= Provided entries =
## start

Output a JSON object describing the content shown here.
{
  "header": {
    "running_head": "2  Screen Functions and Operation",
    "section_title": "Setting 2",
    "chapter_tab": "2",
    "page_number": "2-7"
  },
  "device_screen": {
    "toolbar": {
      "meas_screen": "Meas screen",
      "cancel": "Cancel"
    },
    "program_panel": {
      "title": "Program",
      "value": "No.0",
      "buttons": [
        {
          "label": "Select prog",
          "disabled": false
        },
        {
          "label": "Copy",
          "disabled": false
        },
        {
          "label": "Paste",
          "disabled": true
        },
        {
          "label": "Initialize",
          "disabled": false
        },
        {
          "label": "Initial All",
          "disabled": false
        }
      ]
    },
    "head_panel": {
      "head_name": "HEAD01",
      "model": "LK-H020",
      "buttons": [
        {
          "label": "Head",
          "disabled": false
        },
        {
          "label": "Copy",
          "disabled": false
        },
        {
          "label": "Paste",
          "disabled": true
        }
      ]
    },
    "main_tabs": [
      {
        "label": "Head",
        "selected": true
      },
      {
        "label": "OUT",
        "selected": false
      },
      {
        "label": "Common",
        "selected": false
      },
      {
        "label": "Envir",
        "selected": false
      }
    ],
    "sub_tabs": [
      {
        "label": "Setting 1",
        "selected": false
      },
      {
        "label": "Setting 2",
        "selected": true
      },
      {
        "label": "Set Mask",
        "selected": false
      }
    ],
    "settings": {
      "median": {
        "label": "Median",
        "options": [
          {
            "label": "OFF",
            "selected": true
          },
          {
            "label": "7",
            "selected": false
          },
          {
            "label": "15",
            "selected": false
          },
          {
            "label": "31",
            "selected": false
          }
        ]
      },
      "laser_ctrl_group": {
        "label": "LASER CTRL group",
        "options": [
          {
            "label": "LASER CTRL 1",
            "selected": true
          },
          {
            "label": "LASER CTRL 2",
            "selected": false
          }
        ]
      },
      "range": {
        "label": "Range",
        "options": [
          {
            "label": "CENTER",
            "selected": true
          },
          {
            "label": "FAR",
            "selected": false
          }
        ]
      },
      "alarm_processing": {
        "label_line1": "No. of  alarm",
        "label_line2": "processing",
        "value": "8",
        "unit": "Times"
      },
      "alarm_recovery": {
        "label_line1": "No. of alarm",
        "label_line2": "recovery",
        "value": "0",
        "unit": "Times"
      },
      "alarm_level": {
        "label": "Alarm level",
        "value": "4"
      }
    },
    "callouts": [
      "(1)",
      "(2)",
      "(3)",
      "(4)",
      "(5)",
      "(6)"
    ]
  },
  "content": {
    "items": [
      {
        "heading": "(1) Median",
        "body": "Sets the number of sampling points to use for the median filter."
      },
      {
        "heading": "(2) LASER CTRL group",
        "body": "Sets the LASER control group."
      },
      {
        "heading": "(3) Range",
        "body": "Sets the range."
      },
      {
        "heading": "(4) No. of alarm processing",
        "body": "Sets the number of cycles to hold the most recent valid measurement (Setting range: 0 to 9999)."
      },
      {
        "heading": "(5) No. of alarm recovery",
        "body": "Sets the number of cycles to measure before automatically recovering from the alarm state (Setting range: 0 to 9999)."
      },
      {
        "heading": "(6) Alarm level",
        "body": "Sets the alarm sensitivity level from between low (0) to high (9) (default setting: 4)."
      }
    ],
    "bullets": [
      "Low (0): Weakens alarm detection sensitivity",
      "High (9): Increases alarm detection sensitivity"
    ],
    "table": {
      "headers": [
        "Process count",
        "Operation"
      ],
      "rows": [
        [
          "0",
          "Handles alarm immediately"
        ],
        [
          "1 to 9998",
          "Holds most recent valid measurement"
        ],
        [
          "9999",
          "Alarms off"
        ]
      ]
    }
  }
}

## end

Extract every line containing the string "cycles" from the data above.

        "body": "Sets the number of cycles to hold the most recent valid measurement (Setting range: 0 to 9999)."
        "body": "Sets the number of cycles to measure before automatically recovering from the alarm state (Setting range: 0 to 9999)."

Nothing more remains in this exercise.